Available data:
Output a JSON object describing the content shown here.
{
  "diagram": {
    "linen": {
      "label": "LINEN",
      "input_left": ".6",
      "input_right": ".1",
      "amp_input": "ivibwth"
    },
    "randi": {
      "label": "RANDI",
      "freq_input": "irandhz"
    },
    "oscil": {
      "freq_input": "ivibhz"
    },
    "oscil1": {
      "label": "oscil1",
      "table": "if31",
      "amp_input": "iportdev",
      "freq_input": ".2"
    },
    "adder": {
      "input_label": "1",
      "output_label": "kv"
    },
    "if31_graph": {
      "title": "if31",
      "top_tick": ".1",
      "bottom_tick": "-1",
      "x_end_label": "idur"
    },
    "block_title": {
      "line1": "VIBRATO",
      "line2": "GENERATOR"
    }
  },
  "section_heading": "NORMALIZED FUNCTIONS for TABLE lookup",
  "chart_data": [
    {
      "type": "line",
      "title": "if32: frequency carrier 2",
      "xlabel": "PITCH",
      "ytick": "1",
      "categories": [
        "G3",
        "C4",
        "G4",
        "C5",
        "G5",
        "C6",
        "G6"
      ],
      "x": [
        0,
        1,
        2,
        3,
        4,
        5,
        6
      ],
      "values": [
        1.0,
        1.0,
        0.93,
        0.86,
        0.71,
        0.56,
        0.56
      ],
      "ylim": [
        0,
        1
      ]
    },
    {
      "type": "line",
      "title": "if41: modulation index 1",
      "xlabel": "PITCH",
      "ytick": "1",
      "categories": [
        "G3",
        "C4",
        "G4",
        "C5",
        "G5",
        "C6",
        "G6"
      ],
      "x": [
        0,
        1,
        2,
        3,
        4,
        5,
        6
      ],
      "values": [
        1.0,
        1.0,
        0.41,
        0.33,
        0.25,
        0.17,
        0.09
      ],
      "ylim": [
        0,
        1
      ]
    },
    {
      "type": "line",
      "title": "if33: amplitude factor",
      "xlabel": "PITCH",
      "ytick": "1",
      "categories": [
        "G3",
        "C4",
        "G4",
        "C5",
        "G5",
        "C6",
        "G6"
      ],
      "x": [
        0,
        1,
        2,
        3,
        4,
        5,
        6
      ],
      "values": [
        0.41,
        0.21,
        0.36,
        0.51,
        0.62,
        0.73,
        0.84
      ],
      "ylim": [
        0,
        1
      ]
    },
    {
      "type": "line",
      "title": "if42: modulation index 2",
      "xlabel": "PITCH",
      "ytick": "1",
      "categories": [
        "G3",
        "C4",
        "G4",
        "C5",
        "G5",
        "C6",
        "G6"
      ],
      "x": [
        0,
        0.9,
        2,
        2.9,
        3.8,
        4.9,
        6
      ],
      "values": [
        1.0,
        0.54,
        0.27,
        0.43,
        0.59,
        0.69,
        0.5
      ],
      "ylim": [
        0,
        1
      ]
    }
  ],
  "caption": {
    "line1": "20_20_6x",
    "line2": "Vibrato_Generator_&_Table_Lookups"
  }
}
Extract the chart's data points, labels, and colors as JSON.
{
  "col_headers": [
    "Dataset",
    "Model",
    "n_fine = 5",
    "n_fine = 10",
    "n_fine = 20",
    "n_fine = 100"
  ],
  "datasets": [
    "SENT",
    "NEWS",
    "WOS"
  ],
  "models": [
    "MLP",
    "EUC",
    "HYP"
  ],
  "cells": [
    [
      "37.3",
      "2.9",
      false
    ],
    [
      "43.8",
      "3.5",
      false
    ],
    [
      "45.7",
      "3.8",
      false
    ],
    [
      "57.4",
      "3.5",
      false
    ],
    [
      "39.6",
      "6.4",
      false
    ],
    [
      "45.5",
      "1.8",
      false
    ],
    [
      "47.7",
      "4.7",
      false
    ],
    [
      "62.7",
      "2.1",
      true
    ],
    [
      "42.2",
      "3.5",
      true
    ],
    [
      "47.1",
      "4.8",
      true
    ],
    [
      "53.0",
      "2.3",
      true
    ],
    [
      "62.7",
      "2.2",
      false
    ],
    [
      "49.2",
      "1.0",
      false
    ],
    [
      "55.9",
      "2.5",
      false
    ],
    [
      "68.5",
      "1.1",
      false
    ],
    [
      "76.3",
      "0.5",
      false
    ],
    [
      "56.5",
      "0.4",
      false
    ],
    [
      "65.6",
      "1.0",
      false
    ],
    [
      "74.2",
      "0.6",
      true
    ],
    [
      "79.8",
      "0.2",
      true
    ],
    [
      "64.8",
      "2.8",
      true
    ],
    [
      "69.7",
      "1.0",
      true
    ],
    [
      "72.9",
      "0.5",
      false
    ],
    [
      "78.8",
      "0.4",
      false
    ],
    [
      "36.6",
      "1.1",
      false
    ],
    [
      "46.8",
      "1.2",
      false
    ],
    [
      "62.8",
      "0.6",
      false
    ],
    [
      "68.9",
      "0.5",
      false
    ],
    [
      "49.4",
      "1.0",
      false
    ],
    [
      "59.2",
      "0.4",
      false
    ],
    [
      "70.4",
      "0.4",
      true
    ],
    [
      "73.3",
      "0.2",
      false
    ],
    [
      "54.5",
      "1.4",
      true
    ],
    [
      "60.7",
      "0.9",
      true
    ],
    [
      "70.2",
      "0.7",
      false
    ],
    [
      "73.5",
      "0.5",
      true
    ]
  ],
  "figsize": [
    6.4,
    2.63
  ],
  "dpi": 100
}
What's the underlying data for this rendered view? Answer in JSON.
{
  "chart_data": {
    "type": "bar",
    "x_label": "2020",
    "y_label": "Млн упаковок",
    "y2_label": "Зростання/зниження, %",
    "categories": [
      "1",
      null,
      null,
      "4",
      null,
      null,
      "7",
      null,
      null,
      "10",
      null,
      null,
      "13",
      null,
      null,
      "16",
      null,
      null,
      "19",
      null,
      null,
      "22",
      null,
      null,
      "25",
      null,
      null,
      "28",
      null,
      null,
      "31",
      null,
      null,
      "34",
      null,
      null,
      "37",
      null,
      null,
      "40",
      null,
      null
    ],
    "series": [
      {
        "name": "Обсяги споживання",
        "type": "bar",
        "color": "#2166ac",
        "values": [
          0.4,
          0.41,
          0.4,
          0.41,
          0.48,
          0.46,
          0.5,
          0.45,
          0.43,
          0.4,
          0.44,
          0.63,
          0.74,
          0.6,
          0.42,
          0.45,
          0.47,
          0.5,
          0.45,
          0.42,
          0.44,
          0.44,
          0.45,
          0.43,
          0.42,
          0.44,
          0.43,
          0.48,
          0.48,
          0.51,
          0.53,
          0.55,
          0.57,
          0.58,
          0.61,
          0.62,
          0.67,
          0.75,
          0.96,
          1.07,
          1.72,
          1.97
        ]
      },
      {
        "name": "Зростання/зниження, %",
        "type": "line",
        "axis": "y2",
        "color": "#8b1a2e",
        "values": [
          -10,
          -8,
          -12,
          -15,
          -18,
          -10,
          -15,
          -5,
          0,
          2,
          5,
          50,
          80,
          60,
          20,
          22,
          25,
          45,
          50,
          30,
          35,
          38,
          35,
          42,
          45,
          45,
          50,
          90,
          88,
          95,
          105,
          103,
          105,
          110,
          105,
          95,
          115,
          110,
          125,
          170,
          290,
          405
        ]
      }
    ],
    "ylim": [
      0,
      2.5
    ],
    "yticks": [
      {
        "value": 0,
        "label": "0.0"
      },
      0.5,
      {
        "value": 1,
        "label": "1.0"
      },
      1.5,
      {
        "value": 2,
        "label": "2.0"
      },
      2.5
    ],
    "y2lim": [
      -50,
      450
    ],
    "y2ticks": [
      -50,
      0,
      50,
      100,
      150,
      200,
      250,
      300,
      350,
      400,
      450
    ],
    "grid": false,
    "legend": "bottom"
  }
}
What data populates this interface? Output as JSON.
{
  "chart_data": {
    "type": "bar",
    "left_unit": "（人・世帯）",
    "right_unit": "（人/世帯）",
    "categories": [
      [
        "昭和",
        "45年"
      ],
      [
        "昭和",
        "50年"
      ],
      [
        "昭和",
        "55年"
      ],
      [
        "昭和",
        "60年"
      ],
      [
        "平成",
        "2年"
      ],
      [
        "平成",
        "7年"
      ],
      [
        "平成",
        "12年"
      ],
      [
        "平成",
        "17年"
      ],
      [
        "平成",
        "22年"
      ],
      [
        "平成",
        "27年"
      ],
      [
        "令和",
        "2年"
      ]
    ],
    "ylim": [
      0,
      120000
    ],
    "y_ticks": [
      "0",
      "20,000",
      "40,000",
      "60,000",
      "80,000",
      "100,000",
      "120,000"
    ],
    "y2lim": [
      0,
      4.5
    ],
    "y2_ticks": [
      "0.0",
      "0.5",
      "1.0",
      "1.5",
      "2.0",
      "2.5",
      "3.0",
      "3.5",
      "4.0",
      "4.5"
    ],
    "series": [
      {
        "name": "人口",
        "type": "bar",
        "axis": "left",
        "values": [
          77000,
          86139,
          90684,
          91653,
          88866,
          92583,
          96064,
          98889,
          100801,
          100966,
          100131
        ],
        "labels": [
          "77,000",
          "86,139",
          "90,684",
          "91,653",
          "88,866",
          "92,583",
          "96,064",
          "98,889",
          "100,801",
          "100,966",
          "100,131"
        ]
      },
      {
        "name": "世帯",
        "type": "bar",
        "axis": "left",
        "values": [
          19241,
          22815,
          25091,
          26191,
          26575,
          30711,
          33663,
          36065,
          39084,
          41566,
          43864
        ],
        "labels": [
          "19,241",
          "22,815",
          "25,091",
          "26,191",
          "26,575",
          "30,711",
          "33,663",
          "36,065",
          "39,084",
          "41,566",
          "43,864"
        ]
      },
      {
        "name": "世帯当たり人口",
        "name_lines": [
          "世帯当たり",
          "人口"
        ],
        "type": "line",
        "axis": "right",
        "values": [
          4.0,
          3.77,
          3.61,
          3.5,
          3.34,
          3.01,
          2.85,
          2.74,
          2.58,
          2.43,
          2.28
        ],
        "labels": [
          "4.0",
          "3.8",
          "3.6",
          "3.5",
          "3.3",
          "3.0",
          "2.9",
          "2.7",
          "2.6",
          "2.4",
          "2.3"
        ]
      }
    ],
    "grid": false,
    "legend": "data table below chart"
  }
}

Description of the task: Your answer should be a single number: the count of lines holding the word "зниження".

Answer to this task: 2